(Given request) Would you copy only the lines below, beginning with the one that contains "What data populates" and running through the last entry line?

• • • •

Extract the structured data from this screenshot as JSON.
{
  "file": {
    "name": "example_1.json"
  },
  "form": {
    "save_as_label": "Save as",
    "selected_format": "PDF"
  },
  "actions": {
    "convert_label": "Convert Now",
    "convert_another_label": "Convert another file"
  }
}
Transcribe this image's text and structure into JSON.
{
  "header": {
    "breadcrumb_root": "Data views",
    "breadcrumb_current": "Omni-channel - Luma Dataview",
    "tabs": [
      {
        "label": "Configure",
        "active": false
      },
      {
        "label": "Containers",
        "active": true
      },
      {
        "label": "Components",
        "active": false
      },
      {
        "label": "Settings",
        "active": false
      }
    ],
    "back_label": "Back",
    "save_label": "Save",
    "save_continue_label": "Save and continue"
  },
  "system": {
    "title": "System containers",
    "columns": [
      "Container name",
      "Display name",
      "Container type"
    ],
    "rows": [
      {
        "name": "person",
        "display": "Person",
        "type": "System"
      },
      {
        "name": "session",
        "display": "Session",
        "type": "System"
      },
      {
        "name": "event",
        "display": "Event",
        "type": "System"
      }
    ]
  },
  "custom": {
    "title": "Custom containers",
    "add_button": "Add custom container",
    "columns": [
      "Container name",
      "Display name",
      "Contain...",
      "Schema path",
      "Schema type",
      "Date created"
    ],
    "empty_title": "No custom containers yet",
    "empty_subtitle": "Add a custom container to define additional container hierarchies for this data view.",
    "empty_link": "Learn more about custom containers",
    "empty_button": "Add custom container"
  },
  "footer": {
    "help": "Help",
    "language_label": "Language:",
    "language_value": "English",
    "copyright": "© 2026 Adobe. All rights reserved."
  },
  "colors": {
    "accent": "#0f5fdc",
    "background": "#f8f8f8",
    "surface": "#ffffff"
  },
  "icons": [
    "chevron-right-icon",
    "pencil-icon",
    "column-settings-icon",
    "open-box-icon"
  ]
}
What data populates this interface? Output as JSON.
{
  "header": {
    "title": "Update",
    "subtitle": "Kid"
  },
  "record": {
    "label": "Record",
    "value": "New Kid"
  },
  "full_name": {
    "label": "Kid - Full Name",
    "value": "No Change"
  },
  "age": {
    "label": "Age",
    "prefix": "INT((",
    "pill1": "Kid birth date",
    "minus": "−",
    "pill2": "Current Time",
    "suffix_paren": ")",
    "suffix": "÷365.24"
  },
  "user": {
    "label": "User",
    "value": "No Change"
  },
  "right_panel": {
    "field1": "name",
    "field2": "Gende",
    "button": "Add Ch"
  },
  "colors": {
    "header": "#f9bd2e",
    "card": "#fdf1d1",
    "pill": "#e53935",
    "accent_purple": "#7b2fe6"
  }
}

• • • •

(Solution below)
What data populates this interface? Output as JSON.
{
  "header": {
    "title": "Update",
    "subtitle": "Kid"
  },
  "record": {
    "label": "Record",
    "value": "New Kid"
  },
  "full_name": {
    "label": "Kid - Full Name",
    "value": "No Change"
  },
  "age": {
    "label": "Age",
    "prefix": "INT((",
    "pill1": "Kid birth date",
    "minus": "−",
    "pill2": "Current Time",
    "suffix_paren": ")",
    "suffix": "÷365.24"
  },
  "user": {
    "label": "User",
    "value": "No Change"
  },
  "right_panel": {
    "field1": "name",
    "field2": "Gende",
    "button": "Add Ch"
  },
  "colors": {
    "header": "#f9bd2e",
    "card": "#fdf1d1",
    "pill": "#e53935",
    "accent_purple": "#7b2fe6"
  }
}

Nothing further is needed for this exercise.